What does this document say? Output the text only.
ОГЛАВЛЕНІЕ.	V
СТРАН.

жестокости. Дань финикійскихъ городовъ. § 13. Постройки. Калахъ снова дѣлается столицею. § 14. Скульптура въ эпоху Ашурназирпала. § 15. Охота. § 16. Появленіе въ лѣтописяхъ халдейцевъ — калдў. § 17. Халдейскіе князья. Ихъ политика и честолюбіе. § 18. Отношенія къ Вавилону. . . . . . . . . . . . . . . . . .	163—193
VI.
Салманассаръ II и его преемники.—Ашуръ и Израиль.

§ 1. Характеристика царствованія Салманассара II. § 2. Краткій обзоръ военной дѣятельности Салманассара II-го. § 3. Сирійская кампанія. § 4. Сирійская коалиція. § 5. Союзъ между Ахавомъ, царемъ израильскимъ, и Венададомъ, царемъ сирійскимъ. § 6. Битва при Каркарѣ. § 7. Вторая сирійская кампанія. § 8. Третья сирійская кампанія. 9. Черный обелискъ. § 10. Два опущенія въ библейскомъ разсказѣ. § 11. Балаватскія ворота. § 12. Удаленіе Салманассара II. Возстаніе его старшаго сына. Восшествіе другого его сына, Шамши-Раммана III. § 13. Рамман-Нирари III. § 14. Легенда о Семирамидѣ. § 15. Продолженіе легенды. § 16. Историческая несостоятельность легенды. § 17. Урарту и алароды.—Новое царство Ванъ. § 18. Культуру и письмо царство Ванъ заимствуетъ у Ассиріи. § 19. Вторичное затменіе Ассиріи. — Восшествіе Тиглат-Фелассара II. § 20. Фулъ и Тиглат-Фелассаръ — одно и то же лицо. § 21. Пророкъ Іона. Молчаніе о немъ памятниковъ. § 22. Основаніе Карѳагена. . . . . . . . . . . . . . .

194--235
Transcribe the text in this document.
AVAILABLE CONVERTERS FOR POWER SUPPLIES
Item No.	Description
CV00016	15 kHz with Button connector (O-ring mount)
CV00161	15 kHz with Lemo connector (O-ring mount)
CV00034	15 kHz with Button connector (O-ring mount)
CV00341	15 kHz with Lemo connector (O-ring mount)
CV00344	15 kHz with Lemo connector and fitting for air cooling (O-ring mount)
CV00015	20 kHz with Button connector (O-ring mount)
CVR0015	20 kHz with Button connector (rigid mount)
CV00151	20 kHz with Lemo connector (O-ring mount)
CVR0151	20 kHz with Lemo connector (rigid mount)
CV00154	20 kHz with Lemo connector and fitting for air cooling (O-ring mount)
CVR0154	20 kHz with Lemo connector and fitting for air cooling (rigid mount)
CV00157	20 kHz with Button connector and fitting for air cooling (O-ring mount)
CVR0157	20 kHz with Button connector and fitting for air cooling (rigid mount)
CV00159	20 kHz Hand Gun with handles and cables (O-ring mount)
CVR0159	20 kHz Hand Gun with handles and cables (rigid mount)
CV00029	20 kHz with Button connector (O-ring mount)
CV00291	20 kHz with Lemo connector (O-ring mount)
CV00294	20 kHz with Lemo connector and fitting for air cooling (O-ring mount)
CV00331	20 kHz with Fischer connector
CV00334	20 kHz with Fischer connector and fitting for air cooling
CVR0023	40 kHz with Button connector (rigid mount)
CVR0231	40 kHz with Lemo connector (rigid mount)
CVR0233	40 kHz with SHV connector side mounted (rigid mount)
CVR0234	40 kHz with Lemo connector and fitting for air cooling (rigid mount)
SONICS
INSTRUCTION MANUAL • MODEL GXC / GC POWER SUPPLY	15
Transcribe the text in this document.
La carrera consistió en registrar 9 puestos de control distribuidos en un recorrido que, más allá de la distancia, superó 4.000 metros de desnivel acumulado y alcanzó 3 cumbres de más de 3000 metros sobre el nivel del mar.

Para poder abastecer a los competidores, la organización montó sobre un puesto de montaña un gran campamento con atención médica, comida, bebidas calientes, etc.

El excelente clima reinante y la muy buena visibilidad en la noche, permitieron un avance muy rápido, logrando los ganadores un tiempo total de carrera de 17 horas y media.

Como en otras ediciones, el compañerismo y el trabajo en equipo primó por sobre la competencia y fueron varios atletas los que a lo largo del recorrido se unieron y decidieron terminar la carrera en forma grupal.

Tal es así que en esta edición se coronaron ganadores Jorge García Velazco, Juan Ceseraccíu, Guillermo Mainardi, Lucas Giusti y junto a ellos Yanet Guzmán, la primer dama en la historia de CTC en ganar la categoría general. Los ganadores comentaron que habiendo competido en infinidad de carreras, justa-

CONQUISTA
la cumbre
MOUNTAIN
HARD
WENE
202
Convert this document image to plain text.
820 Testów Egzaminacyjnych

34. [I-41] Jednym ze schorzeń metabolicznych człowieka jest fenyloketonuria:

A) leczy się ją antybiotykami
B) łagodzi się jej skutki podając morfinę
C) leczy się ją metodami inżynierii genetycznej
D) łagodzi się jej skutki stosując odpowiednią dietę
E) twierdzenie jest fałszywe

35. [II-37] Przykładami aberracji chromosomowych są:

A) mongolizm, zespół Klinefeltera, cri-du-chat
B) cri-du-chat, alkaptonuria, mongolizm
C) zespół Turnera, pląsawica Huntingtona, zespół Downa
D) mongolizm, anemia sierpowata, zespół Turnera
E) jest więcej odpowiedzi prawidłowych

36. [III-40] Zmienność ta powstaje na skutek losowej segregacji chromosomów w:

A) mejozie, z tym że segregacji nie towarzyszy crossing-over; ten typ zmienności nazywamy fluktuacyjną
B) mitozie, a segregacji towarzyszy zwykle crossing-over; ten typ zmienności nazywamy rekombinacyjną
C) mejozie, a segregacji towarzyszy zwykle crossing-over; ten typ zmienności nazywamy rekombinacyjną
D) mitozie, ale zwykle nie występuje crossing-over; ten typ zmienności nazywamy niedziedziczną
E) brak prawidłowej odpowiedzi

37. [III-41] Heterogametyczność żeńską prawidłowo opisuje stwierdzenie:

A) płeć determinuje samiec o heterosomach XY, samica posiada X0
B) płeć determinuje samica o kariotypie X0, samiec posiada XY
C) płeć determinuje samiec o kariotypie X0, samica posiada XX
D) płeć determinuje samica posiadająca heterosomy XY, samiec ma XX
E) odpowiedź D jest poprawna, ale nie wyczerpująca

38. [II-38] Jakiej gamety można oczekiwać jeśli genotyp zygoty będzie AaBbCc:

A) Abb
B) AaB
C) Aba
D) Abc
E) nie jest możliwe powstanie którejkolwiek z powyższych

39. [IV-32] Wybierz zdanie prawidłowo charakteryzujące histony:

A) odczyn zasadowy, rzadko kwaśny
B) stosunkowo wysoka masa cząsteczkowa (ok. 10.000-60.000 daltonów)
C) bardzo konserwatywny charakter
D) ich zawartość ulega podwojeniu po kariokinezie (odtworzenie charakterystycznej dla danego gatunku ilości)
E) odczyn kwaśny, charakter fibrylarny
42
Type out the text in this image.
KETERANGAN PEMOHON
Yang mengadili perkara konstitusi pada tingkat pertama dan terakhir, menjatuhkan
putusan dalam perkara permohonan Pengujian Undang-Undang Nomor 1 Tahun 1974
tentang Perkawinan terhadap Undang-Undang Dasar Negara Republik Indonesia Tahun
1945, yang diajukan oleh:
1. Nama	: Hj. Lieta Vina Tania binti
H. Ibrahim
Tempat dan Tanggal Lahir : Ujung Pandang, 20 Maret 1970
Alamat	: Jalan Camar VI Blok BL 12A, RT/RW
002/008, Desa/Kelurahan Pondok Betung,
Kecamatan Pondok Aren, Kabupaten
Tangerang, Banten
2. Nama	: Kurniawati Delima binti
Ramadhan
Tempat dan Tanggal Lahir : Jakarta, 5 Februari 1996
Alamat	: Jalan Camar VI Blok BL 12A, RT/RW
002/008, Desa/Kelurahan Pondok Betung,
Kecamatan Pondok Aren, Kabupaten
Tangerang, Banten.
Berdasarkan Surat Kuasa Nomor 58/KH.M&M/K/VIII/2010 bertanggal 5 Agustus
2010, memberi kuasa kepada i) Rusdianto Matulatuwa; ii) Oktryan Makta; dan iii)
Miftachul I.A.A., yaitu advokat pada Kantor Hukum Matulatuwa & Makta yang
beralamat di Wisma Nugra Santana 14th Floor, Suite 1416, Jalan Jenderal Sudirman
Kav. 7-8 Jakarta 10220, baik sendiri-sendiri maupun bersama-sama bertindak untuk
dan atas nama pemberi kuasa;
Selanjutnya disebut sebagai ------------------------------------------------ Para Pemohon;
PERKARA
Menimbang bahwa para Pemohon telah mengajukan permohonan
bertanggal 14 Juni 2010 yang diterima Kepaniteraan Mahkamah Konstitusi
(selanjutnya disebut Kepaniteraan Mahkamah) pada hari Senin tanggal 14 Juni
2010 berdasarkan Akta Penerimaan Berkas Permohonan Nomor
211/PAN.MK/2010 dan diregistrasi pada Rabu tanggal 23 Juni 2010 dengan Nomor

·····

▸ **EXERCISE GOAL**
Of the lines above, how many contain the string "Tahun"? Only the number is required.

▸ **THE OUTPUT**
2